- Short problem
Rewrite the items from the start through the line containing "Detect and localize", swapping "data-point" for "data-marker" and leaving everything else unchanged. Omit the pictures.
-- Start of Exercise input --
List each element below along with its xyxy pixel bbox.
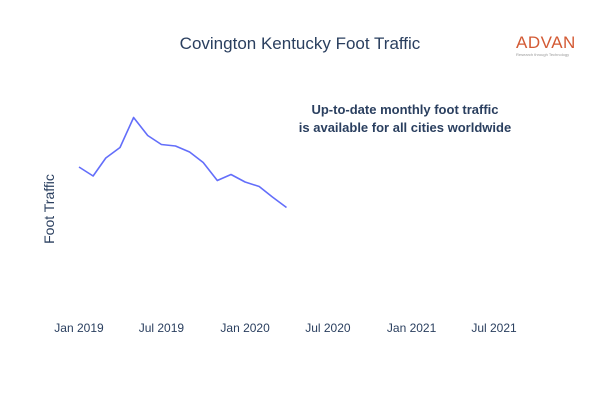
data-point xyxy=(118,146,122,150)
data-point xyxy=(270,195,274,199)
data-point xyxy=(159,143,163,147)
data-point xyxy=(132,116,136,120)
series-layer xyxy=(77,116,289,210)
logo-wordmark: ADVAN xyxy=(516,33,576,52)
data-point xyxy=(146,134,150,138)
data-point xyxy=(91,174,95,178)
data-point xyxy=(285,206,289,210)
annotation-line-2: is available for all cities worldwide xyxy=(298,120,512,135)
data-point xyxy=(104,156,108,160)
advan-logo: ADVAN Research through Technology xyxy=(516,34,586,57)
data-point xyxy=(201,161,205,165)
data-point xyxy=(215,179,219,183)
data-point xyxy=(257,185,261,189)
x-tick-label: Jul 2019 xyxy=(139,321,185,335)
chart-title: Covington Kentucky Foot Traffic xyxy=(179,34,421,53)
x-tick-label: Jul 2021 xyxy=(471,321,517,335)
chart-annotation: Up-to-date monthly foot traffic is avail… xyxy=(260,101,550,137)
x-tick-label: Jan 2019 xyxy=(54,321,104,335)
data-point xyxy=(229,173,233,177)
data-point xyxy=(188,150,192,154)
annotation-line-1: Up-to-date monthly foot traffic xyxy=(311,102,499,117)
x-tick-layer: Jan 2019 Jul 2019 Jan 2020 Jul 2020 Jan 2021… xyxy=(54,321,517,335)
data-point xyxy=(174,144,178,148)
x-tick-label: Jan 2020 xyxy=(220,321,270,335)
x-tick-label: Jan 2021 xyxy=(387,321,437,335)
data-point xyxy=(77,165,81,169)
series-line xyxy=(78,116,287,209)
data-point xyxy=(243,180,247,184)
x-tick-label: Jul 2020 xyxy=(305,321,351,335)
logo-tagline: Research through Technology xyxy=(516,52,570,57)
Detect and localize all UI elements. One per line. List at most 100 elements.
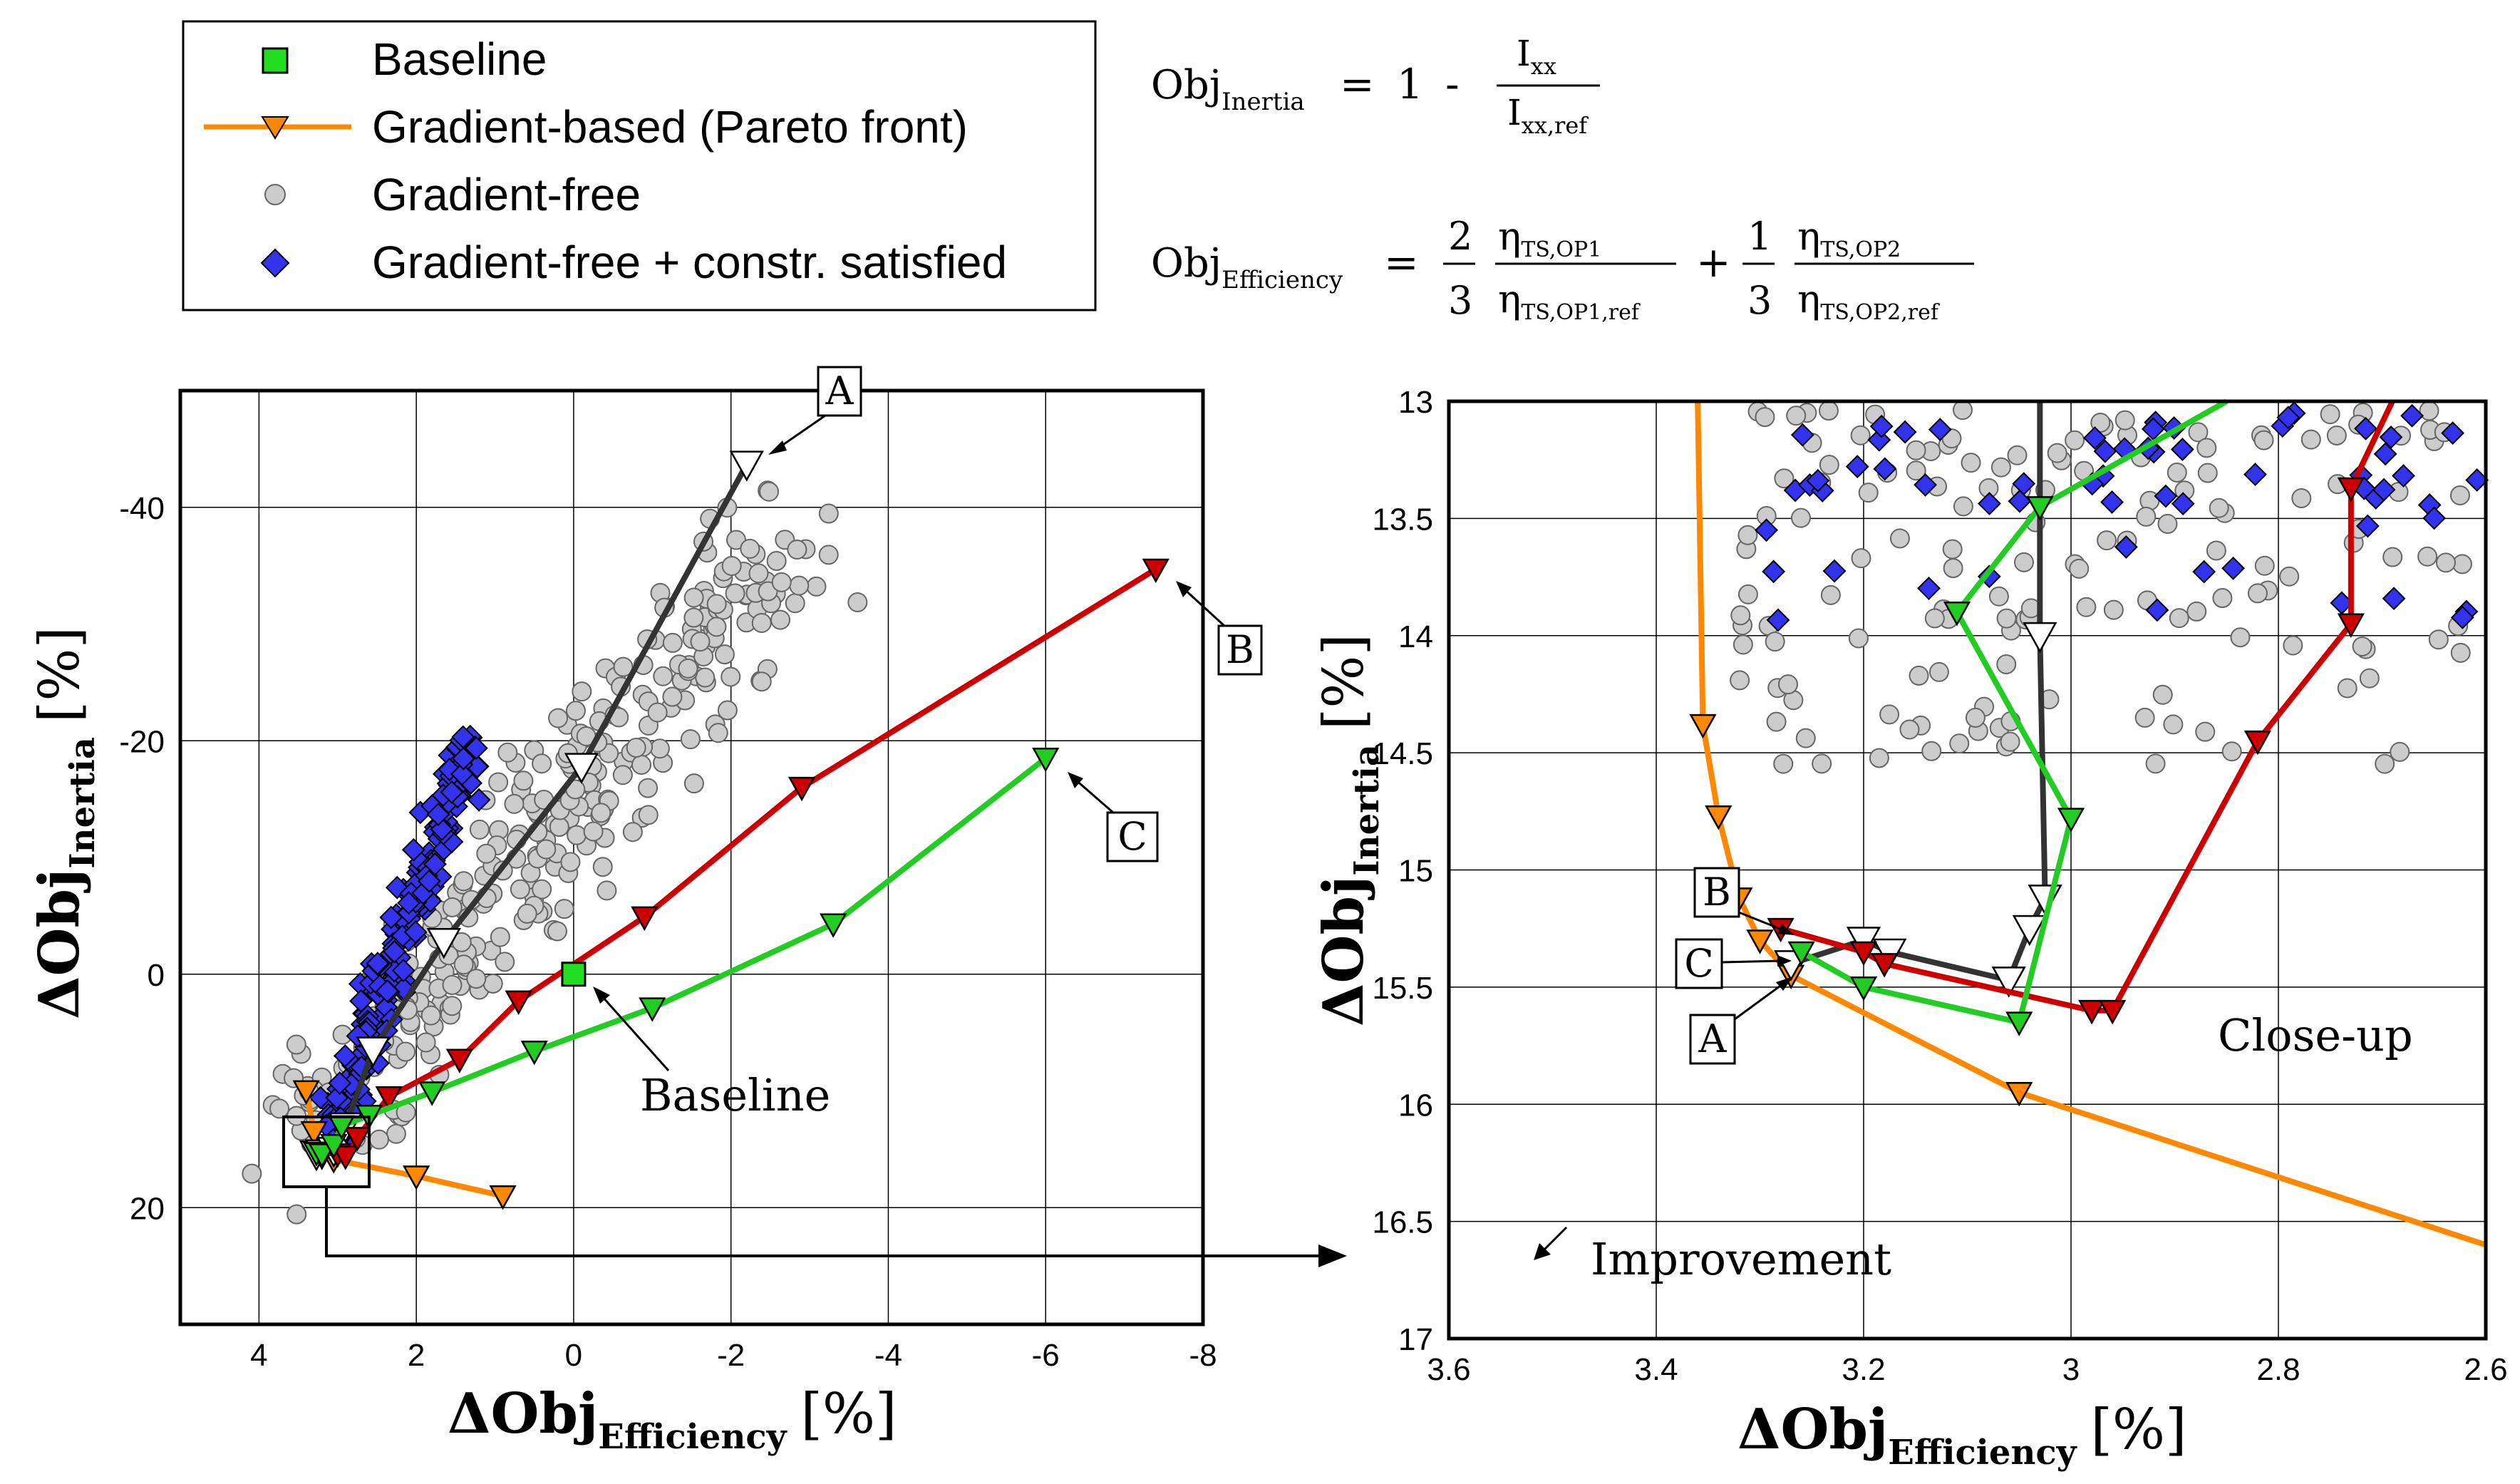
constr-satisfied-point [2276, 406, 2300, 430]
arrowhead-icon [1777, 924, 1795, 935]
gradient-free-point [2145, 753, 2166, 774]
series-marker [1705, 805, 1732, 830]
gradient-free-point [2417, 546, 2438, 567]
constr-satisfied-point [397, 891, 420, 915]
constr-satisfied-point [1893, 420, 1917, 444]
gradient-free-point [2352, 636, 2372, 656]
gradient-free-point [1850, 425, 1871, 445]
gradient-free-point [1899, 719, 1920, 740]
constr-satisfied-point [417, 869, 441, 893]
close-up-y-axis-label: ΔObjInertia[%] [1311, 634, 1387, 1026]
gradient-free-point [662, 686, 683, 707]
gradient-free-point [591, 803, 611, 823]
legend-entry-baseline: Baseline [262, 34, 547, 85]
gradient-free-point [721, 555, 742, 576]
gradient-free-point [2209, 498, 2229, 518]
close-up-grid [1449, 401, 2486, 1339]
constr-satisfied-point [2354, 416, 2377, 440]
x-tick-label: -2 [717, 1338, 745, 1373]
gradient-free-point [1820, 584, 1841, 605]
svg-text:=: = [1340, 60, 1375, 108]
gradient-free-point [2326, 425, 2347, 445]
constr-satisfied-point [2372, 478, 2396, 502]
legend-label-baseline: Baseline [372, 34, 547, 85]
legend: Baseline Gradient-based (Pareto front) G… [182, 20, 1097, 311]
constr-satisfied-point [1873, 457, 1897, 481]
series-marker [300, 1120, 328, 1146]
gradient-free-point [286, 1204, 307, 1225]
gradient-free-point [1737, 525, 1758, 545]
series-marker [820, 913, 847, 938]
gradient-free-point [286, 1034, 306, 1055]
gradient-free-point [466, 969, 487, 989]
series-marker [1787, 941, 1815, 967]
series-marker [445, 1048, 473, 1073]
gradient-free-point [513, 771, 534, 791]
series-marker [426, 928, 461, 959]
gradient-free-point [2136, 506, 2157, 527]
constr-satisfied-point [349, 989, 373, 1013]
svg-text:3: 3 [1747, 278, 1772, 323]
constr-satisfied-point [1845, 455, 1869, 479]
x-tick-label: -6 [1032, 1338, 1060, 1373]
y-tick-label: 16.5 [1372, 1205, 1433, 1240]
gradient-free-point [488, 772, 509, 793]
gradient-free-point [2450, 642, 2471, 663]
series-marker [1849, 941, 1878, 967]
label-a-box: A [768, 366, 862, 455]
overview-frame [178, 388, 1205, 1326]
plot-frame [178, 388, 1205, 1326]
gradient-free-point [572, 681, 592, 702]
gradient-free-point [2206, 540, 2226, 561]
gradient-free-point [695, 667, 716, 688]
constr-satisfied-point [1822, 559, 1847, 583]
constr-satisfied-point [2400, 403, 2424, 428]
y-tick-label: 15.5 [1372, 971, 1433, 1006]
close-up-region-box [282, 1115, 1347, 1267]
constr-satisfied-point [325, 1086, 349, 1110]
gradient-free-point [708, 723, 728, 743]
constr-satisfied-point [1755, 518, 1778, 542]
gradient-free-point [1953, 496, 1973, 517]
gradient-free-point [1732, 634, 1753, 655]
gradient-free-point [683, 587, 704, 608]
gradient-free-point [612, 765, 633, 785]
x-tick-label: 3.6 [1427, 1352, 1470, 1387]
gradient-free-point [785, 593, 805, 614]
constr-satisfied-point [383, 939, 406, 964]
svg-text:+: + [1696, 238, 1731, 287]
constr-satisfied-point [464, 736, 488, 760]
gradient-free-point [396, 1041, 416, 1062]
gradient-free-point [269, 1098, 290, 1119]
arrowhead-icon [768, 440, 787, 455]
gradient-free-point [453, 954, 474, 975]
gradient-free-point [638, 805, 659, 825]
constr-satisfied-point [2355, 514, 2380, 538]
series-marker [2005, 1011, 2033, 1036]
gradient-free-point [2167, 462, 2187, 483]
series-marker [2023, 622, 2057, 654]
gradient-free-point [482, 973, 503, 994]
series-marker [292, 1080, 320, 1106]
svg-text:ΔObjInertia[%]: ΔObjInertia[%] [27, 627, 103, 1019]
legend-square-icon [262, 47, 289, 74]
y-tick-label: 13.5 [1372, 502, 1433, 537]
gradient-free-point [495, 952, 515, 972]
gradient-free-point [1869, 748, 1889, 768]
svg-text:ΔObjInertia[%]: ΔObjInertia[%] [1311, 634, 1387, 1026]
gradient-free-point [847, 592, 868, 613]
gradient-free-point [717, 700, 738, 721]
constr-satisfied-point [366, 952, 390, 976]
gradient-free-point [567, 825, 587, 845]
gradient-free-point [420, 1005, 441, 1026]
gradient-free-point [2390, 741, 2410, 762]
gradient-free-point [690, 632, 711, 652]
label-a-box: A [1689, 977, 1793, 1065]
gradient-free-point [476, 843, 497, 864]
gradient-free-point [1790, 507, 1811, 528]
gradient-free-point [2047, 443, 2067, 463]
svg-text:Ixx: Ixx [1517, 33, 1556, 80]
gradient-free-point [1909, 665, 1929, 686]
x-tick-label: 2.6 [2464, 1352, 2507, 1387]
series-marker [331, 1145, 359, 1170]
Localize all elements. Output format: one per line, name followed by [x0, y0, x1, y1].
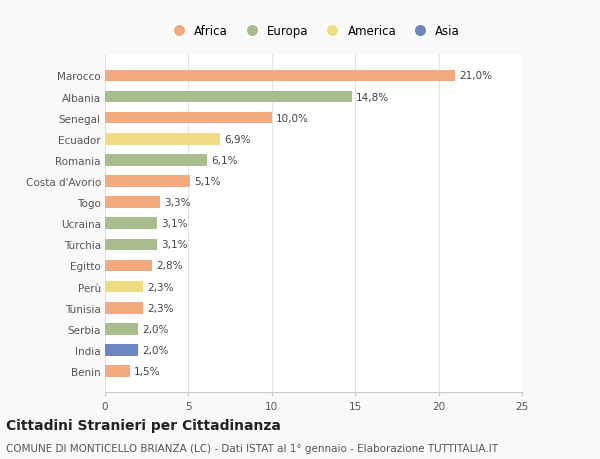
Text: 1,5%: 1,5%	[134, 366, 161, 376]
Text: 3,1%: 3,1%	[161, 240, 187, 250]
Bar	[105, 70, 455, 82]
Text: 6,1%: 6,1%	[211, 156, 238, 166]
Bar	[105, 239, 157, 251]
Text: 2,3%: 2,3%	[148, 303, 174, 313]
Bar	[105, 365, 130, 377]
Bar	[105, 218, 157, 230]
Text: 6,9%: 6,9%	[224, 134, 251, 145]
Bar	[105, 197, 160, 208]
Text: COMUNE DI MONTICELLO BRIANZA (LC) - Dati ISTAT al 1° gennaio - Elaborazione TUTT: COMUNE DI MONTICELLO BRIANZA (LC) - Dati…	[6, 443, 498, 453]
Bar	[105, 134, 220, 145]
Text: Cittadini Stranieri per Cittadinanza: Cittadini Stranieri per Cittadinanza	[6, 418, 281, 432]
Text: 21,0%: 21,0%	[460, 71, 493, 81]
Text: 2,0%: 2,0%	[143, 345, 169, 355]
Bar	[105, 323, 139, 335]
Text: 14,8%: 14,8%	[356, 92, 389, 102]
Text: 2,0%: 2,0%	[143, 324, 169, 334]
Text: 10,0%: 10,0%	[276, 113, 309, 123]
Bar	[105, 260, 152, 272]
Bar	[105, 302, 143, 314]
Bar	[105, 91, 352, 103]
Text: 5,1%: 5,1%	[194, 177, 221, 187]
Legend: Africa, Europa, America, Asia: Africa, Europa, America, Asia	[163, 21, 464, 43]
Text: 2,3%: 2,3%	[148, 282, 174, 292]
Bar	[105, 344, 139, 356]
Bar	[105, 176, 190, 187]
Bar	[105, 112, 272, 124]
Text: 2,8%: 2,8%	[156, 261, 182, 271]
Text: 3,1%: 3,1%	[161, 219, 187, 229]
Text: 3,3%: 3,3%	[164, 198, 191, 207]
Bar	[105, 155, 207, 166]
Bar	[105, 281, 143, 293]
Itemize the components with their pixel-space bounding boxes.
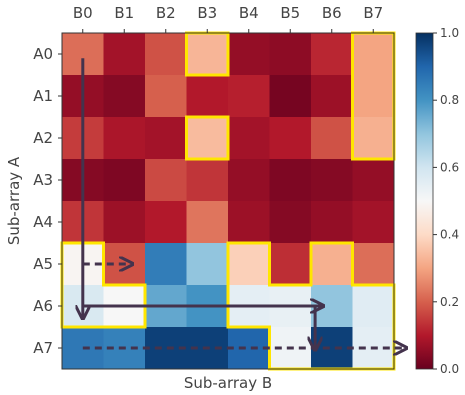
-- End of Exercise input --
- Finished answer
List each element below along with its xyxy pixel bbox.
data-marker xyxy=(118,146,122,150)
data-marker xyxy=(270,195,274,199)
data-marker xyxy=(159,143,163,147)
data-marker xyxy=(132,116,136,120)
series-layer xyxy=(77,116,289,210)
logo-wordmark: ADVAN xyxy=(516,33,576,52)
data-marker xyxy=(146,134,150,138)
data-marker xyxy=(91,174,95,178)
data-marker xyxy=(285,206,289,210)
annotation-line-2: is available for all cities worldwide xyxy=(298,120,512,135)
data-marker xyxy=(104,156,108,160)
advan-logo: ADVAN Research through Technology xyxy=(516,34,586,57)
data-marker xyxy=(201,161,205,165)
data-marker xyxy=(215,179,219,183)
data-marker xyxy=(257,185,261,189)
x-tick-label: Jul 2019 xyxy=(139,321,185,335)
chart-title: Covington Kentucky Foot Traffic xyxy=(179,34,421,53)
x-tick-label: Jul 2021 xyxy=(471,321,517,335)
chart-annotation: Up-to-date monthly foot traffic is avail… xyxy=(260,101,550,137)
x-tick-label: Jan 2019 xyxy=(54,321,104,335)
data-marker xyxy=(229,173,233,177)
data-marker xyxy=(188,150,192,154)
annotation-line-1: Up-to-date monthly foot traffic xyxy=(311,102,499,117)
x-tick-layer: Jan 2019 Jul 2019 Jan 2020 Jul 2020 Jan 2021… xyxy=(54,321,517,335)
data-marker xyxy=(174,144,178,148)
x-tick-label: Jan 2020 xyxy=(220,321,270,335)
x-tick-label: Jan 2021 xyxy=(387,321,437,335)
data-marker xyxy=(77,165,81,169)
series-line xyxy=(78,116,287,209)
data-marker xyxy=(243,180,247,184)
x-tick-label: Jul 2020 xyxy=(305,321,351,335)
logo-tagline: Research through Technology xyxy=(516,52,570,57)
Detect and localize all UI elements. One per line. List at most 100 elements.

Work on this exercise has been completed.